## Task instructions:
Below are some entries. Copy each line that holds the string "Precipitation".
---------------
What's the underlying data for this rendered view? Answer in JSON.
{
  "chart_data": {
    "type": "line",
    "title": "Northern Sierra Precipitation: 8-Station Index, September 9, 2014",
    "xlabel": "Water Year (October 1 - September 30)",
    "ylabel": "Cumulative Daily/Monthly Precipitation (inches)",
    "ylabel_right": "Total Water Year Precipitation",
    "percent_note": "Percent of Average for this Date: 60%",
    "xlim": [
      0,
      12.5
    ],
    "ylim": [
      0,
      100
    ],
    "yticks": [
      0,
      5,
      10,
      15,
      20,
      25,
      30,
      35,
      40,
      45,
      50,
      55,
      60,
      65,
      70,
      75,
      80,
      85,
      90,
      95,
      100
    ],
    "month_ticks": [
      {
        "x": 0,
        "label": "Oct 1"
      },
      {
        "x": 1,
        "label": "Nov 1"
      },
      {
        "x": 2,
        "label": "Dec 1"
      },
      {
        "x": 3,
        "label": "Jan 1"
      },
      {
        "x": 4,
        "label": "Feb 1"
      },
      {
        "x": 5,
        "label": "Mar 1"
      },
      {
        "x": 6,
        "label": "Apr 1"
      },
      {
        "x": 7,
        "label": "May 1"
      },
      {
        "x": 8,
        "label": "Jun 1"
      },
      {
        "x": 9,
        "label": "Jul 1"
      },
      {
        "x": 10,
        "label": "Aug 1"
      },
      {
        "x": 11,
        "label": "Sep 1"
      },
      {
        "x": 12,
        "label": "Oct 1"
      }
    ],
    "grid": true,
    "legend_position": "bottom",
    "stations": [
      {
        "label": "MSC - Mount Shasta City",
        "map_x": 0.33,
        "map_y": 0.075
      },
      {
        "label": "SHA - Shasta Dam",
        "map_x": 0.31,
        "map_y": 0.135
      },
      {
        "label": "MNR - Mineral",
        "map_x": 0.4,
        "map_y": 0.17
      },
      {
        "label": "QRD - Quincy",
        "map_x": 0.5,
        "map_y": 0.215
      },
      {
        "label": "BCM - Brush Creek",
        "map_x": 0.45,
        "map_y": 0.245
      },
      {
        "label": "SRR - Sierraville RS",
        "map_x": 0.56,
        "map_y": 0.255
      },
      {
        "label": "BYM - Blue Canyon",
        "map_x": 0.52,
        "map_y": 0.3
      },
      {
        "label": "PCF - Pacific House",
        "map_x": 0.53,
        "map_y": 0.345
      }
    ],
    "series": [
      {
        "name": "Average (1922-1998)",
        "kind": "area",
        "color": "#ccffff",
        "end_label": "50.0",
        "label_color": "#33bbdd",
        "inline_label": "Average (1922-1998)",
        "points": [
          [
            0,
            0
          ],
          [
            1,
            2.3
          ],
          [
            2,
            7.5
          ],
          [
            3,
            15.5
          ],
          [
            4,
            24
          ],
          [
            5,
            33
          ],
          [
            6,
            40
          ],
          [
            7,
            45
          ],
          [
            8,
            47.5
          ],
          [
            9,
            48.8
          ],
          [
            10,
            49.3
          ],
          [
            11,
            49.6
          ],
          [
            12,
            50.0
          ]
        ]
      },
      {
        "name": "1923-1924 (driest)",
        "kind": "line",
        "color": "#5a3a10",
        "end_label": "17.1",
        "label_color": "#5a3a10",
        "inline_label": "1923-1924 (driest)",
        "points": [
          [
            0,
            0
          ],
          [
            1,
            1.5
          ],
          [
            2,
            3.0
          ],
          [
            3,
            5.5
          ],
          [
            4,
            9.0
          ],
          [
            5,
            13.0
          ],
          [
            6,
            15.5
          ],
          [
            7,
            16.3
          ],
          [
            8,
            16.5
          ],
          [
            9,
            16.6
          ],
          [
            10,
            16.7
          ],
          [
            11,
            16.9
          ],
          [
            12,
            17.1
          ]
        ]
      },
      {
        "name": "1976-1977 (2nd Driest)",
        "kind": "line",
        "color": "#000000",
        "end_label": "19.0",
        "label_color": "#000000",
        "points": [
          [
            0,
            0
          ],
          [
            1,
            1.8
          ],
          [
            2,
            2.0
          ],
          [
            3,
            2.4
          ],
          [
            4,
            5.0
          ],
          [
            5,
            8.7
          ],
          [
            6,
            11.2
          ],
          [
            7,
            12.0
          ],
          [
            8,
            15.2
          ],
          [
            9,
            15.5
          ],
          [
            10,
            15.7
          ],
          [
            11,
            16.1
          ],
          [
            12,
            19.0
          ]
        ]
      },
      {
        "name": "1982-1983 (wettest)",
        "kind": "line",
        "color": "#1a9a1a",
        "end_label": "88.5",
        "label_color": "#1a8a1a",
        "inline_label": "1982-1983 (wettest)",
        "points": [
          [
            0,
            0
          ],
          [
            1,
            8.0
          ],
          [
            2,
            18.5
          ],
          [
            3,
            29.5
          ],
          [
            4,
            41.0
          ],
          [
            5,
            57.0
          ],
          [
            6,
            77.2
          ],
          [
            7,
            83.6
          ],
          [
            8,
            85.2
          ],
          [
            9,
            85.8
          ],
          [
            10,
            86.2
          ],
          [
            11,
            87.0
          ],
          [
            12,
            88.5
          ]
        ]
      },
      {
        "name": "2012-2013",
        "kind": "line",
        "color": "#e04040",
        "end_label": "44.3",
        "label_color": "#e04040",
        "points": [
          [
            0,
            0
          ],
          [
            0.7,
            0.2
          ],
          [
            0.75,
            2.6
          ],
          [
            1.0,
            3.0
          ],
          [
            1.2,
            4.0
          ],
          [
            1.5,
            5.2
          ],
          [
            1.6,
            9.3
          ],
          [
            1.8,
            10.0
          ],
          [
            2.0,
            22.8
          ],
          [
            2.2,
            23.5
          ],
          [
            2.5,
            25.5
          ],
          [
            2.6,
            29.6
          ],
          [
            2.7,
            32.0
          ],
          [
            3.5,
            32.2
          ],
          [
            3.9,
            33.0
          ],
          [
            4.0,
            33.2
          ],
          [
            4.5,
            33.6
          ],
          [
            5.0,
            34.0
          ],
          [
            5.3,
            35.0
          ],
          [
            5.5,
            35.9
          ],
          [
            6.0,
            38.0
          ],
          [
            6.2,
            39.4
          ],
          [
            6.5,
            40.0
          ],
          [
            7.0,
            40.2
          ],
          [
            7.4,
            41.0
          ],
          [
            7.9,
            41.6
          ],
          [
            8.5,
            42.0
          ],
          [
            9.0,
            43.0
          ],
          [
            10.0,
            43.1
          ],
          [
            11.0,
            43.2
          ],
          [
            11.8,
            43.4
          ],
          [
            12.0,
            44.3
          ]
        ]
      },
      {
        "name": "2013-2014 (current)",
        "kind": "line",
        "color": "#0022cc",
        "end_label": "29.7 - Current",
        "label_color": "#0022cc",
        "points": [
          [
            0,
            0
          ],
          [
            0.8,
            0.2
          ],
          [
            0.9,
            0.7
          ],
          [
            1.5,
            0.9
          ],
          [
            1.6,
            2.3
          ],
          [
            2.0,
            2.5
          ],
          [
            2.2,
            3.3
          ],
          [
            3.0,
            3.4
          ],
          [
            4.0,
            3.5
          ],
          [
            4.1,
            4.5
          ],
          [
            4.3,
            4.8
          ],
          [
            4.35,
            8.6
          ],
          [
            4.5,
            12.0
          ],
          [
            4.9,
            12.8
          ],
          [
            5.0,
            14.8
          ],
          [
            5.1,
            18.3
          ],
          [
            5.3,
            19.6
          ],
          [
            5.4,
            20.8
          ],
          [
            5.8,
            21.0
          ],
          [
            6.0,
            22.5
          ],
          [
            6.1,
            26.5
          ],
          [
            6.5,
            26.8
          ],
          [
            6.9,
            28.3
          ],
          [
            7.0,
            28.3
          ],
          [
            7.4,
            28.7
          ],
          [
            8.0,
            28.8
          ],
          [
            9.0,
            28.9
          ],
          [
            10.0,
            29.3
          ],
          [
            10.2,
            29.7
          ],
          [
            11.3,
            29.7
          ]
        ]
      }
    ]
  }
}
---------------
## Problem solution:
    "title": "Northern Sierra Precipitation: 8-Station Index, September 9, 2014",
    "ylabel": "Cumulative Daily/Monthly Precipitation (inches)",
    "ylabel_right": "Total Water Year Precipitation",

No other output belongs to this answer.